La aerolínea rusa cuyo avión se estrelló el fin de semana en Egipto, causando la muerte de todos los ocupantes a bordo, dijo ayer que el incidente no pudo haber ocurrido por fallas técnicas o por un error humano.
La tragedia, que se produjo en la península del Sinaí, sólo pudo haber sido resultado de otra “acción técnica o física” que provocó que la nave se partiera en el aire y luego se desplomara al suelo, dijo Alexander Smirnov, subdirector de la aerolínea Kogalymavia. “El avión estaba en excelentes condiciones”, dijo Smirnov en una conferencia de prensa en Moscú. “Descartamos una falla técnica o cualquier error de la tripulación”, indicó.
En tanto, el director nacional de Inteligencia de EEUU, James Clapper, dijo ayer en una intervención ante una cumbre de expertos en seguridad que en este momento no hay ninguna “evidencia directa” de terrorismo en la catástrofe aérea. Es “improbable” que el grupo yihadista Estado Islámico (EI) tenga capacidad para derribar un avión.
El avión volaba hacia San Petersburgo cuando cayó en una zona montañosa aislada, causando la muerte de 224 personas.

========================================================================

Preguntas de estudio:
**A.** Indique si cada afirmación coincide con el fragmento y cite las palabras que lo deciden.
(i) El avión se dirigía a Moscú.
(ii) Smirnov descartó un error de la tripulación.
(iii) Clapper afirmó que hay evidencia directa de terrorismo.
**B.** Enumere todos los nombres propios de lugares (países, regiones o ciudades) que aparecen en el fragmento.
**C.** Responda con datos del fragmento:
(i) ¿Qué cargo ocupa Alexander Smirnov?
(ii) ¿Cuántas personas murieron en el accidente?
(iii) ¿Ante quién habló James Clapper?

Datos de origen:
========================================================================

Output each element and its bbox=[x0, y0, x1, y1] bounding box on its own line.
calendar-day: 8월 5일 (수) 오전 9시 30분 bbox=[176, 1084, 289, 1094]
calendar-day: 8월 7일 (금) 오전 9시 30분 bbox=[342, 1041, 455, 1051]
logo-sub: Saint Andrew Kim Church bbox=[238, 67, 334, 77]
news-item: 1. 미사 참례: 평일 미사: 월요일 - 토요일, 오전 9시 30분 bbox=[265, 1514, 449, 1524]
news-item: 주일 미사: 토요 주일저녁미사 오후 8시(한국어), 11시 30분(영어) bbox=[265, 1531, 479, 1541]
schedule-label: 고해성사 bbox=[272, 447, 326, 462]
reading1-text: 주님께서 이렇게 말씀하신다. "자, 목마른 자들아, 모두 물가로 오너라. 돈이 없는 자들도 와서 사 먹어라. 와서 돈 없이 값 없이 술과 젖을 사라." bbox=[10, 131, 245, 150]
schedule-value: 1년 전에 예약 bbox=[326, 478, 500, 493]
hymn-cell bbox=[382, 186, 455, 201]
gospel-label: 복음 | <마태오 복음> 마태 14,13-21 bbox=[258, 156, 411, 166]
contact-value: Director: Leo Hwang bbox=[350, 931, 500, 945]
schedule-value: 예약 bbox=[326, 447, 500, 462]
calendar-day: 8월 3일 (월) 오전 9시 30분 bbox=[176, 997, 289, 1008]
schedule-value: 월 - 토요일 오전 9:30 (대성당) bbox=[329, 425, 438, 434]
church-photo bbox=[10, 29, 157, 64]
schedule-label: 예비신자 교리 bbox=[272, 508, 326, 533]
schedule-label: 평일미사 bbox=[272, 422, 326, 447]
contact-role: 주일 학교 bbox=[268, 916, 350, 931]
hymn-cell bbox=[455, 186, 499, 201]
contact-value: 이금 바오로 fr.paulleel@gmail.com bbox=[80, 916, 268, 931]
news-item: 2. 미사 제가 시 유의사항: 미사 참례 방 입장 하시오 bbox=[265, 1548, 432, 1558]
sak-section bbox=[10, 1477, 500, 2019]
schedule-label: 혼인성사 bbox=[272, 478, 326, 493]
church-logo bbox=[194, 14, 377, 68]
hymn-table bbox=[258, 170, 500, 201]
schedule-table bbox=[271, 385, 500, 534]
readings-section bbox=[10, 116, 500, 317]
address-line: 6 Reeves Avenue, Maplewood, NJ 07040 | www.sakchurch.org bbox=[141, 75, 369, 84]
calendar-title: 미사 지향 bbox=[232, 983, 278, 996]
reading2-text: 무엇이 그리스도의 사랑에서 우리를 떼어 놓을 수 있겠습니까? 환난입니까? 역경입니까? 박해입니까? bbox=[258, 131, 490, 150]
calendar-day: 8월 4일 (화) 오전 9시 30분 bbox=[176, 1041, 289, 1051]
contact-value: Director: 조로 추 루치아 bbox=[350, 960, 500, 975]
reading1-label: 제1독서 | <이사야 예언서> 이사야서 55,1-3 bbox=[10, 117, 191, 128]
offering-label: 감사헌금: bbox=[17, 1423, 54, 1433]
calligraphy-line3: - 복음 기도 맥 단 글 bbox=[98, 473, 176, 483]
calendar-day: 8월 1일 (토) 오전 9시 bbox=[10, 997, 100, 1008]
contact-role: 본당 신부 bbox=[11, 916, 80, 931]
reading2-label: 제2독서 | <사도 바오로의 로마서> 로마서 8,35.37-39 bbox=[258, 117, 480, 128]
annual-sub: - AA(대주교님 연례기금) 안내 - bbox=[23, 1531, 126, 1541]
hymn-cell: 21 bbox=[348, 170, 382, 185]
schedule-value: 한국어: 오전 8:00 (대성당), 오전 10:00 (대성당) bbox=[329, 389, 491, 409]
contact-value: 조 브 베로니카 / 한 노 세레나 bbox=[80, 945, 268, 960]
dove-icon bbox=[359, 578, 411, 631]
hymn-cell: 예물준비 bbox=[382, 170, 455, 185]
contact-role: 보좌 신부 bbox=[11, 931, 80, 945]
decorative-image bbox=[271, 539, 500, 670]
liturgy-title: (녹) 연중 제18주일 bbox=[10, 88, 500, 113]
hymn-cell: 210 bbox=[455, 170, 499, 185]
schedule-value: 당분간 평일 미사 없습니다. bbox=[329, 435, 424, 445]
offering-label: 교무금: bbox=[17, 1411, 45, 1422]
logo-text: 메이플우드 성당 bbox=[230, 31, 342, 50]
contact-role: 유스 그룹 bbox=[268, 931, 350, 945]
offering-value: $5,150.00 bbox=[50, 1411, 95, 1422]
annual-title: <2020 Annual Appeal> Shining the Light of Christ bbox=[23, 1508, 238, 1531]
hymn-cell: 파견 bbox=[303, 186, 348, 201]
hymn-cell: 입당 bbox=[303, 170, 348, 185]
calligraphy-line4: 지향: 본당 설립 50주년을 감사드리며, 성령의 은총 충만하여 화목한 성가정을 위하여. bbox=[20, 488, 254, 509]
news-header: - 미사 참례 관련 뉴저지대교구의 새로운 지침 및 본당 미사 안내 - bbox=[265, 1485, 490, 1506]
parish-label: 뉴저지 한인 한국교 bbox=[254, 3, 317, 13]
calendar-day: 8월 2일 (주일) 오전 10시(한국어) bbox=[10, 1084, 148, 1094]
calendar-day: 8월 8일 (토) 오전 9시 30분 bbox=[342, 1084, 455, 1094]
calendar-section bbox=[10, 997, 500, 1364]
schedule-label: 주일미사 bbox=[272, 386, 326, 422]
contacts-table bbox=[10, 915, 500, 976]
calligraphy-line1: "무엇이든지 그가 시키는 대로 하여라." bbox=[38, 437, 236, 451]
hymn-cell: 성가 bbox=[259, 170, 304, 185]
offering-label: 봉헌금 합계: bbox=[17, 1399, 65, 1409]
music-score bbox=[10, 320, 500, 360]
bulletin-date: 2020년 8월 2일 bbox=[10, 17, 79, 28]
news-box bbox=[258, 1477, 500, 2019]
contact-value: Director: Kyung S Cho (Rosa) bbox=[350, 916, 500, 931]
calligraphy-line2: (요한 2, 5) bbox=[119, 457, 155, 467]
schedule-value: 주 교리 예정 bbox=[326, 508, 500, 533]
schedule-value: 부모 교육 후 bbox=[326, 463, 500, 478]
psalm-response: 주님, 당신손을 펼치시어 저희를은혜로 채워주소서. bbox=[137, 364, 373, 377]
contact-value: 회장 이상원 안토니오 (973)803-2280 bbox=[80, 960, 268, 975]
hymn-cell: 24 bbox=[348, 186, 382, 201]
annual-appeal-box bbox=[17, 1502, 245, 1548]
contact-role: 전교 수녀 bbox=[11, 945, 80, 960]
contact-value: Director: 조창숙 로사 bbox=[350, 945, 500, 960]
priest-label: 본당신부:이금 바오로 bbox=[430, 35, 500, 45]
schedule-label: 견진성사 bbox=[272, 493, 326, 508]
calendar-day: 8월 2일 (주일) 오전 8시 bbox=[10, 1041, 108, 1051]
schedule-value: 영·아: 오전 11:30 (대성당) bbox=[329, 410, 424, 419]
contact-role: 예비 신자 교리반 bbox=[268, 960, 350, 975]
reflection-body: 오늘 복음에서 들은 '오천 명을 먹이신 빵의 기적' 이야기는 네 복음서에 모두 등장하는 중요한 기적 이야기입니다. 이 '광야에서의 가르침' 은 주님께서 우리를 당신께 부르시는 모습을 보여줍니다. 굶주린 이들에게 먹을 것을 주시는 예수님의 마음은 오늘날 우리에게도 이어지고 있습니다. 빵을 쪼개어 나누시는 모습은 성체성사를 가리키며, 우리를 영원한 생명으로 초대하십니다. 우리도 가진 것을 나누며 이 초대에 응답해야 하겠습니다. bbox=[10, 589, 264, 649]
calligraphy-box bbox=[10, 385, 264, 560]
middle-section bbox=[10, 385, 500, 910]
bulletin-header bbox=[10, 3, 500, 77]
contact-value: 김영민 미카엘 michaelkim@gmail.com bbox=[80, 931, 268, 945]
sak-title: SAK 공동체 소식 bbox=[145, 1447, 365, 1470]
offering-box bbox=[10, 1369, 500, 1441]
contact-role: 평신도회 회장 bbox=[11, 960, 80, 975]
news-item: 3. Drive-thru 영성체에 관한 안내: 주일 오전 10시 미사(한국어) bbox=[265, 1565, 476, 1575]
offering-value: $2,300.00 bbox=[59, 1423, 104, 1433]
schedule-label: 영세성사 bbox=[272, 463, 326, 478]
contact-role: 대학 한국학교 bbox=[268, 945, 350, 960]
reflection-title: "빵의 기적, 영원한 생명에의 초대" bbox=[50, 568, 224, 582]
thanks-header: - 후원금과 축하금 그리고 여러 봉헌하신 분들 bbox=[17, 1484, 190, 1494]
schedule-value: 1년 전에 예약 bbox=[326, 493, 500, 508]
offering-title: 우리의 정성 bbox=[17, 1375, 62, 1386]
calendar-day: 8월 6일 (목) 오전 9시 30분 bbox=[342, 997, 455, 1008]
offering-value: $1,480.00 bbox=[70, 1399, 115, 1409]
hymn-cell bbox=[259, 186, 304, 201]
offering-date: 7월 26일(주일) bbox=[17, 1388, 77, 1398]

========================================================================

Soluciones:
**A.**
(i) No: "El avión volaba hacia San Petersburgo".
(ii) Sí: "Descartamos una falla técnica o cualquier error de la tripulación".
(iii) No: "en este momento no hay ninguna “evidencia directa” de terrorismo".

**B.** Egipto, península del Sinaí, Moscú, EEUU, San Petersburgo

**C.**
(i) Subdirector de la aerolínea Kogalymavia.
(ii) 224 personas.
(iii) Ante una cumbre de expertos en seguridad.